* _SUPPLIED DATA_:

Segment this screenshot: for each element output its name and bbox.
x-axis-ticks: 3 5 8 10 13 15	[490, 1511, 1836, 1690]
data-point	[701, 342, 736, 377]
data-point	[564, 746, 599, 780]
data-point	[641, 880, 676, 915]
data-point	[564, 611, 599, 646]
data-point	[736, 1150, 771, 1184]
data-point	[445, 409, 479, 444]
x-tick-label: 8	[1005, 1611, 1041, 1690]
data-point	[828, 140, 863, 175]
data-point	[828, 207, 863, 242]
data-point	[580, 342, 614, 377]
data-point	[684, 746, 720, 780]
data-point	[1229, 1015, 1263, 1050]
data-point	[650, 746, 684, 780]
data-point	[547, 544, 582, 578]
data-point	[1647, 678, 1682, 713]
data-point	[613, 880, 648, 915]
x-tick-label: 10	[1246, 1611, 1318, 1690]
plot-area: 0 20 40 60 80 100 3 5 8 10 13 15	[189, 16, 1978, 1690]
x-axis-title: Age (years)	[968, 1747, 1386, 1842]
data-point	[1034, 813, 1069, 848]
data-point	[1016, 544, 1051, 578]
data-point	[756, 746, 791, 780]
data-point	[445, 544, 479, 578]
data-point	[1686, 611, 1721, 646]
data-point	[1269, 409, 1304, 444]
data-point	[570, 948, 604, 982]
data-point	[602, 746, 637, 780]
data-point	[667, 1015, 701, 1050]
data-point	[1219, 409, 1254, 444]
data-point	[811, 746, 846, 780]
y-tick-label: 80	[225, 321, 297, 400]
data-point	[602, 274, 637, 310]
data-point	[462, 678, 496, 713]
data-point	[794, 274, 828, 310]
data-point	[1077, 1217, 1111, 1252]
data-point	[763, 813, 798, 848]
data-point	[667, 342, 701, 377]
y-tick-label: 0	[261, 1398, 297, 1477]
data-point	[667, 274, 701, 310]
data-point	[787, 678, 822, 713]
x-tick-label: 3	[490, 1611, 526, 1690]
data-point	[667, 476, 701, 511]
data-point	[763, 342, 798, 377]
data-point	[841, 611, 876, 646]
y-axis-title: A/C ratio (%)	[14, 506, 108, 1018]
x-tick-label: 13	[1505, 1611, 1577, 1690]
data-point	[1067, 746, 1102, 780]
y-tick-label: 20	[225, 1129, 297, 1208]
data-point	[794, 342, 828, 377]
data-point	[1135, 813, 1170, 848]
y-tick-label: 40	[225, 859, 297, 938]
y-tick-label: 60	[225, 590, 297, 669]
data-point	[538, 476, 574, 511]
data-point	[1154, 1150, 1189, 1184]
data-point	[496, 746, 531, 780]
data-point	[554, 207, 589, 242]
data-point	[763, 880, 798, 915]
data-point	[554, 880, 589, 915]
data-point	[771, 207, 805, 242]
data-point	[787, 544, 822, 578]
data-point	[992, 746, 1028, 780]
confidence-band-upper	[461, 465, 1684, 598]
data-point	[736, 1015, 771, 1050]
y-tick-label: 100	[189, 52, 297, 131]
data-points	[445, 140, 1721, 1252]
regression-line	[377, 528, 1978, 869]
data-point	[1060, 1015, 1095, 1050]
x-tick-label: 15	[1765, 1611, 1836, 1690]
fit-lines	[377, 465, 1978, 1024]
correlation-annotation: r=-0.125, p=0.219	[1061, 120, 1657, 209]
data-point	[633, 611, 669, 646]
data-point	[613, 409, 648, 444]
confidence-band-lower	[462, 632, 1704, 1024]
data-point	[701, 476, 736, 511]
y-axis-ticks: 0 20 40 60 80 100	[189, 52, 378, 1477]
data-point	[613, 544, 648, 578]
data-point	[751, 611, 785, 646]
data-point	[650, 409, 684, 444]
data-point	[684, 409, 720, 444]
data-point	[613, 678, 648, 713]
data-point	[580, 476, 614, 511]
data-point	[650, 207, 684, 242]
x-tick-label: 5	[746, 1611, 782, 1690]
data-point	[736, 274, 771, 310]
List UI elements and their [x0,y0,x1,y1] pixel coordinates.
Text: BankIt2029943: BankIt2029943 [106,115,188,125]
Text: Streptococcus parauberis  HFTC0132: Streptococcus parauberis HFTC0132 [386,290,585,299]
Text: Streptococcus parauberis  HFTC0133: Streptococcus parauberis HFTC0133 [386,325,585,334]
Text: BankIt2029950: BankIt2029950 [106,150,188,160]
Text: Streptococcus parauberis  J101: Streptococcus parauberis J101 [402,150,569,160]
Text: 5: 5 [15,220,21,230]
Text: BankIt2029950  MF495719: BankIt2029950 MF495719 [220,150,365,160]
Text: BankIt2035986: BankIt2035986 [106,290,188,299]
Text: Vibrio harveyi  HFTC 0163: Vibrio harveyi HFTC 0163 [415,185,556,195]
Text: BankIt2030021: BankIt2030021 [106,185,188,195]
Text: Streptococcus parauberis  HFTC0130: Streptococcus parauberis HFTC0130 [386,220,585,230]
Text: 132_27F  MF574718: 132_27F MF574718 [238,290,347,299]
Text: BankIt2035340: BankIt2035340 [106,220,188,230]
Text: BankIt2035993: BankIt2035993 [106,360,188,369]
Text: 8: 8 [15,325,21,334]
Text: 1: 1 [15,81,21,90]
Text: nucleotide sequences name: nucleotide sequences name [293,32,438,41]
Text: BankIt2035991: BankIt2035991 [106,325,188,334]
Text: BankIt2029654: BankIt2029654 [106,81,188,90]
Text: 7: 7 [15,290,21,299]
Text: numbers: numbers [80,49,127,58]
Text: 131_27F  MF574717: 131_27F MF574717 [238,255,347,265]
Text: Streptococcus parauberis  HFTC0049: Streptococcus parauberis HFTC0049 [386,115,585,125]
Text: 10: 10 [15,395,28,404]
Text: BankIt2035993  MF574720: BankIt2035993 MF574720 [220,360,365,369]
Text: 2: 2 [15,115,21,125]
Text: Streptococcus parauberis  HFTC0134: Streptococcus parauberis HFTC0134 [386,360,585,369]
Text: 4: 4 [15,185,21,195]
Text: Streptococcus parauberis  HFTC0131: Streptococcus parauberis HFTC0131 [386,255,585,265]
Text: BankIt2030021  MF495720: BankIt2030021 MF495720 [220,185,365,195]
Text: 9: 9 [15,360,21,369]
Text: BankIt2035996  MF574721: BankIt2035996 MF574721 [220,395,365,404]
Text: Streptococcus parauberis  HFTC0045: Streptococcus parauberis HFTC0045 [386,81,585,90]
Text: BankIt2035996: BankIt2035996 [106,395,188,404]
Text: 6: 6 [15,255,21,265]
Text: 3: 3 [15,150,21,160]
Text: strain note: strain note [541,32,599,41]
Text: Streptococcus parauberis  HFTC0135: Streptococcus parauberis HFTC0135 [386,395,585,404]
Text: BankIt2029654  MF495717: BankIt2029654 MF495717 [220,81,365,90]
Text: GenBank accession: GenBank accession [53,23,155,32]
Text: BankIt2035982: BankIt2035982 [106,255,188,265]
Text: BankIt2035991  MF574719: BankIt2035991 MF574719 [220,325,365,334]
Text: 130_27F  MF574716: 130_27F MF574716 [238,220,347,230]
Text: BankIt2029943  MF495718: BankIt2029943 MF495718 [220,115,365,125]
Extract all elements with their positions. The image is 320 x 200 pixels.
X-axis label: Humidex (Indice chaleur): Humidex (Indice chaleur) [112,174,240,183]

* _GIVEN TASK_: Reproduce the records from their first line through the line that contains "321, 297, 400]", including both of those lines.

* _FINAL RESULT_:
Segment this screenshot: for each element output its name and bbox.
x-axis-ticks: 3 5 8 10 13 15	[490, 1511, 1836, 1690]
data-point	[701, 342, 736, 377]
data-point	[564, 746, 599, 780]
data-point	[641, 880, 676, 915]
data-point	[564, 611, 599, 646]
data-point	[736, 1150, 771, 1184]
data-point	[445, 409, 479, 444]
x-tick-label: 8	[1005, 1611, 1041, 1690]
data-point	[828, 140, 863, 175]
data-point	[828, 207, 863, 242]
data-point	[580, 342, 614, 377]
data-point	[684, 746, 720, 780]
data-point	[1229, 1015, 1263, 1050]
data-point	[650, 746, 684, 780]
data-point	[547, 544, 582, 578]
data-point	[1647, 678, 1682, 713]
data-point	[613, 880, 648, 915]
x-tick-label: 10	[1246, 1611, 1318, 1690]
plot-area: 0 20 40 60 80 100 3 5 8 10 13 15	[189, 16, 1978, 1690]
x-axis-title: Age (years)	[968, 1747, 1386, 1842]
data-point	[1034, 813, 1069, 848]
data-point	[1016, 544, 1051, 578]
data-point	[756, 746, 791, 780]
data-point	[445, 544, 479, 578]
data-point	[1686, 611, 1721, 646]
data-point	[1269, 409, 1304, 444]
data-point	[570, 948, 604, 982]
data-point	[602, 746, 637, 780]
data-point	[667, 1015, 701, 1050]
data-point	[1219, 409, 1254, 444]
data-point	[811, 746, 846, 780]
y-tick-label: 80	[225, 321, 297, 400]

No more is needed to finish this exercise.